- [WHAT YOU NEED TO DO]
Copy out all the data, word for word.

## Start MATERIAL FOR THIS TASK

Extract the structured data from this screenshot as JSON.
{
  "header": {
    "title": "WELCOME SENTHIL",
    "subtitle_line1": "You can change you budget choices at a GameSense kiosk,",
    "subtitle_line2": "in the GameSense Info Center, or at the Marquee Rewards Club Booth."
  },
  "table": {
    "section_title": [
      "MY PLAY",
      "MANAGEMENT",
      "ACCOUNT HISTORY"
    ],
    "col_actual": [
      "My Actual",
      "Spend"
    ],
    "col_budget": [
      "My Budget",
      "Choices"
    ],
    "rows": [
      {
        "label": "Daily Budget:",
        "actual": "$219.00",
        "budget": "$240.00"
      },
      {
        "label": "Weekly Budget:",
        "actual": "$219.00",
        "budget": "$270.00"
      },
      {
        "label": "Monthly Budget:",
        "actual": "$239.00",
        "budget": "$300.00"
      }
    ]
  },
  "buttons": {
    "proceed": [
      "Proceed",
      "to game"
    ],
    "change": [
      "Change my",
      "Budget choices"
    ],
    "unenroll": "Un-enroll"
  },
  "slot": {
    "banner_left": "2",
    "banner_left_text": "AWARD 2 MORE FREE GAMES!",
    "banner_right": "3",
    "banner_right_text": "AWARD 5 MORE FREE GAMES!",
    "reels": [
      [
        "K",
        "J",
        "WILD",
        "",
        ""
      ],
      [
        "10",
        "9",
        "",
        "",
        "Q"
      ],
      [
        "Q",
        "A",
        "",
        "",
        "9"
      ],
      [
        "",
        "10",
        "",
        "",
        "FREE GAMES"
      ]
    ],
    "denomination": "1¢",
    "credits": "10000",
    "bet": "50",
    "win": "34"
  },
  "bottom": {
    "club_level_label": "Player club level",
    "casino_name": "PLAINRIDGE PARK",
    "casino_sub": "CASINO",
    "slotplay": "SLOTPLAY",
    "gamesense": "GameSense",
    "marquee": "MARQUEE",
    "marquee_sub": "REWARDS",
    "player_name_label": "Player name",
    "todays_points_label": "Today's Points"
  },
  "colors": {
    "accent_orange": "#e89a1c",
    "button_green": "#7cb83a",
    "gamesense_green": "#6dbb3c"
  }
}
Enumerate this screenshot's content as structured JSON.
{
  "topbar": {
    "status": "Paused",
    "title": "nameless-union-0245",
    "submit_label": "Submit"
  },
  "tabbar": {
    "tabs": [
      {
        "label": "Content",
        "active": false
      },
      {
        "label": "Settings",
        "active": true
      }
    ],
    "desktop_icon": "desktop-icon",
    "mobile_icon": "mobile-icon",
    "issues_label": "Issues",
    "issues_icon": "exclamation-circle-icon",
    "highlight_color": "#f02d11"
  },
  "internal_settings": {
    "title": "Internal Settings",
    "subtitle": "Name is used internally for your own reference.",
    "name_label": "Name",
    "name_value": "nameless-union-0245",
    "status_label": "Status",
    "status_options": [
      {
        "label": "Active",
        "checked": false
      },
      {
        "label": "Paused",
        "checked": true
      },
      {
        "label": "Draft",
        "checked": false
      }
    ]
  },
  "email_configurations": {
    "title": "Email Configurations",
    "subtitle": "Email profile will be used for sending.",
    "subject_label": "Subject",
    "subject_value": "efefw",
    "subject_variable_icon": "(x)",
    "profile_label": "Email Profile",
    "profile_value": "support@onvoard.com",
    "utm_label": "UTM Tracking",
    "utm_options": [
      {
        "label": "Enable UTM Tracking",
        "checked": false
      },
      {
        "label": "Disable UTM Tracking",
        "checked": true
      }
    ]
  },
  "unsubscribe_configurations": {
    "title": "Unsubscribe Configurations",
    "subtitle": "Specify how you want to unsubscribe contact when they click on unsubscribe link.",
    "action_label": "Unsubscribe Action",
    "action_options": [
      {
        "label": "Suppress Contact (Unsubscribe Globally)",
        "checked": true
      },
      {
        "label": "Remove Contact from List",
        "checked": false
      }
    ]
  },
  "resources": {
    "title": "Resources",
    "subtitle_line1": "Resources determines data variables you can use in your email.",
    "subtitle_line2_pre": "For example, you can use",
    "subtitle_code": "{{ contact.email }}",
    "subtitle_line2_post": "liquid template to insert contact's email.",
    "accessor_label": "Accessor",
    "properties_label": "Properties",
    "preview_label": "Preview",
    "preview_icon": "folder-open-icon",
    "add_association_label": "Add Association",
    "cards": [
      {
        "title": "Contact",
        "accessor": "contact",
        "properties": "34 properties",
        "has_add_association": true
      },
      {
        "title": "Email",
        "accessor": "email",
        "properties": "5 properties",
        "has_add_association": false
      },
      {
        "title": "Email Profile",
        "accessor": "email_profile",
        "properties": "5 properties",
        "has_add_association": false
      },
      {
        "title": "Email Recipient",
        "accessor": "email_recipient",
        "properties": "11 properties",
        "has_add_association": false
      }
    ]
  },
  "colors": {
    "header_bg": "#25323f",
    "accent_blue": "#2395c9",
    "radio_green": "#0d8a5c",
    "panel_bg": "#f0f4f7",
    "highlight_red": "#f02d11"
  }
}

## End MATERIAL FOR THIS TASK

- [SOLUTION TO THIS TASK]
Extract the structured data from this screenshot as JSON.
{
  "header": {
    "title": "WELCOME SENTHIL",
    "subtitle_line1": "You can change you budget choices at a GameSense kiosk,",
    "subtitle_line2": "in the GameSense Info Center, or at the Marquee Rewards Club Booth."
  },
  "table": {
    "section_title": [
      "MY PLAY",
      "MANAGEMENT",
      "ACCOUNT HISTORY"
    ],
    "col_actual": [
      "My Actual",
      "Spend"
    ],
    "col_budget": [
      "My Budget",
      "Choices"
    ],
    "rows": [
      {
        "label": "Daily Budget:",
        "actual": "$219.00",
        "budget": "$240.00"
      },
      {
        "label": "Weekly Budget:",
        "actual": "$219.00",
        "budget": "$270.00"
      },
      {
        "label": "Monthly Budget:",
        "actual": "$239.00",
        "budget": "$300.00"
      }
    ]
  },
  "buttons": {
    "proceed": [
      "Proceed",
      "to game"
    ],
    "change": [
      "Change my",
      "Budget choices"
    ],
    "unenroll": "Un-enroll"
  },
  "slot": {
    "banner_left": "2",
    "banner_left_text": "AWARD 2 MORE FREE GAMES!",
    "banner_right": "3",
    "banner_right_text": "AWARD 5 MORE FREE GAMES!",
    "reels": [
      [
        "K",
        "J",
        "WILD",
        "",
        ""
      ],
      [
        "10",
        "9",
        "",
        "",
        "Q"
      ],
      [
        "Q",
        "A",
        "",
        "",
        "9"
      ],
      [
        "",
        "10",
        "",
        "",
        "FREE GAMES"
      ]
    ],
    "denomination": "1¢",
    "credits": "10000",
    "bet": "50",
    "win": "34"
  },
  "bottom": {
    "club_level_label": "Player club level",
    "casino_name": "PLAINRIDGE PARK",
    "casino_sub": "CASINO",
    "slotplay": "SLOTPLAY",
    "gamesense": "GameSense",
    "marquee": "MARQUEE",
    "marquee_sub": "REWARDS",
    "player_name_label": "Player name",
    "todays_points_label": "Today's Points"
  },
  "colors": {
    "accent_orange": "#e89a1c",
    "button_green": "#7cb83a",
    "gamesense_green": "#6dbb3c"
  }
}
Enumerate this screenshot's content as structured JSON.
{
  "topbar": {
    "status": "Paused",
    "title": "nameless-union-0245",
    "submit_label": "Submit"
  },
  "tabbar": {
    "tabs": [
      {
        "label": "Content",
        "active": false
      },
      {
        "label": "Settings",
        "active": true
      }
    ],
    "desktop_icon": "desktop-icon",
    "mobile_icon": "mobile-icon",
    "issues_label": "Issues",
    "issues_icon": "exclamation-circle-icon",
    "highlight_color": "#f02d11"
  },
  "internal_settings": {
    "title": "Internal Settings",
    "subtitle": "Name is used internally for your own reference.",
    "name_label": "Name",
    "name_value": "nameless-union-0245",
    "status_label": "Status",
    "status_options": [
      {
        "label": "Active",
        "checked": false
      },
      {
        "label": "Paused",
        "checked": true
      },
      {
        "label": "Draft",
        "checked": false
      }
    ]
  },
  "email_configurations": {
    "title": "Email Configurations",
    "subtitle": "Email profile will be used for sending.",
    "subject_label": "Subject",
    "subject_value": "efefw",
    "subject_variable_icon": "(x)",
    "profile_label": "Email Profile",
    "profile_value": "support@onvoard.com",
    "utm_label": "UTM Tracking",
    "utm_options": [
      {
        "label": "Enable UTM Tracking",
        "checked": false
      },
      {
        "label": "Disable UTM Tracking",
        "checked": true
      }
    ]
  },
  "unsubscribe_configurations": {
    "title": "Unsubscribe Configurations",
    "subtitle": "Specify how you want to unsubscribe contact when they click on unsubscribe link.",
    "action_label": "Unsubscribe Action",
    "action_options": [
      {
        "label": "Suppress Contact (Unsubscribe Globally)",
        "checked": true
      },
      {
        "label": "Remove Contact from List",
        "checked": false
      }
    ]
  },
  "resources": {
    "title": "Resources",
    "subtitle_line1": "Resources determines data variables you can use in your email.",
    "subtitle_line2_pre": "For example, you can use",
    "subtitle_code": "{{ contact.email }}",
    "subtitle_line2_post": "liquid template to insert contact's email.",
    "accessor_label": "Accessor",
    "properties_label": "Properties",
    "preview_label": "Preview",
    "preview_icon": "folder-open-icon",
    "add_association_label": "Add Association",
    "cards": [
      {
        "title": "Contact",
        "accessor": "contact",
        "properties": "34 properties",
        "has_add_association": true
      },
      {
        "title": "Email",
        "accessor": "email",
        "properties": "5 properties",
        "has_add_association": false
      },
      {
        "title": "Email Profile",
        "accessor": "email_profile",
        "properties": "5 properties",
        "has_add_association": false
      },
      {
        "title": "Email Recipient",
        "accessor": "email_recipient",
        "properties": "11 properties",
        "has_add_association": false
      }
    ]
  },
  "colors": {
    "header_bg": "#25323f",
    "accent_blue": "#2395c9",
    "radio_green": "#0d8a5c",
    "panel_bg": "#f0f4f7",
    "highlight_red": "#f02d11"
  }
}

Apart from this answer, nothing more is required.